Stored entries:
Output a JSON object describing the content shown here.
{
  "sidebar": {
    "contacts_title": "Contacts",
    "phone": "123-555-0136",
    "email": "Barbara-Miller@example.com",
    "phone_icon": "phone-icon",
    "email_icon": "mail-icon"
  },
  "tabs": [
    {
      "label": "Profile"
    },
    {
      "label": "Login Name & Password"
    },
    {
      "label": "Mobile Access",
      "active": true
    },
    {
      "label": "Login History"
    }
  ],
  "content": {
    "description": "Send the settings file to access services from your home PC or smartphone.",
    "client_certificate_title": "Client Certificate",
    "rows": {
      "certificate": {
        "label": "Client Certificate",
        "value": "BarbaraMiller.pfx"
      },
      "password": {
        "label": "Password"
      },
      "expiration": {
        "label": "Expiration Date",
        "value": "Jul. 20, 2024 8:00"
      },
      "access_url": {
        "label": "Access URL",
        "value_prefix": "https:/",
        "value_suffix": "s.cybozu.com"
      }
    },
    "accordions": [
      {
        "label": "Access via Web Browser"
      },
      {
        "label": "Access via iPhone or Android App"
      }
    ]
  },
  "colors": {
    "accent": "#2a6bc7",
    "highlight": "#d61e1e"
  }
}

◆ Given task
Copy the data above in full, character for character.

◆ Response for this exercise
Output a JSON object describing the content shown here.
{
  "sidebar": {
    "contacts_title": "Contacts",
    "phone": "123-555-0136",
    "email": "Barbara-Miller@example.com",
    "phone_icon": "phone-icon",
    "email_icon": "mail-icon"
  },
  "tabs": [
    {
      "label": "Profile"
    },
    {
      "label": "Login Name & Password"
    },
    {
      "label": "Mobile Access",
      "active": true
    },
    {
      "label": "Login History"
    }
  ],
  "content": {
    "description": "Send the settings file to access services from your home PC or smartphone.",
    "client_certificate_title": "Client Certificate",
    "rows": {
      "certificate": {
        "label": "Client Certificate",
        "value": "BarbaraMiller.pfx"
      },
      "password": {
        "label": "Password"
      },
      "expiration": {
        "label": "Expiration Date",
        "value": "Jul. 20, 2024 8:00"
      },
      "access_url": {
        "label": "Access URL",
        "value_prefix": "https:/",
        "value_suffix": "s.cybozu.com"
      }
    },
    "accordions": [
      {
        "label": "Access via Web Browser"
      },
      {
        "label": "Access via iPhone or Android App"
      }
    ]
  },
  "colors": {
    "accent": "#2a6bc7",
    "highlight": "#d61e1e"
  }
}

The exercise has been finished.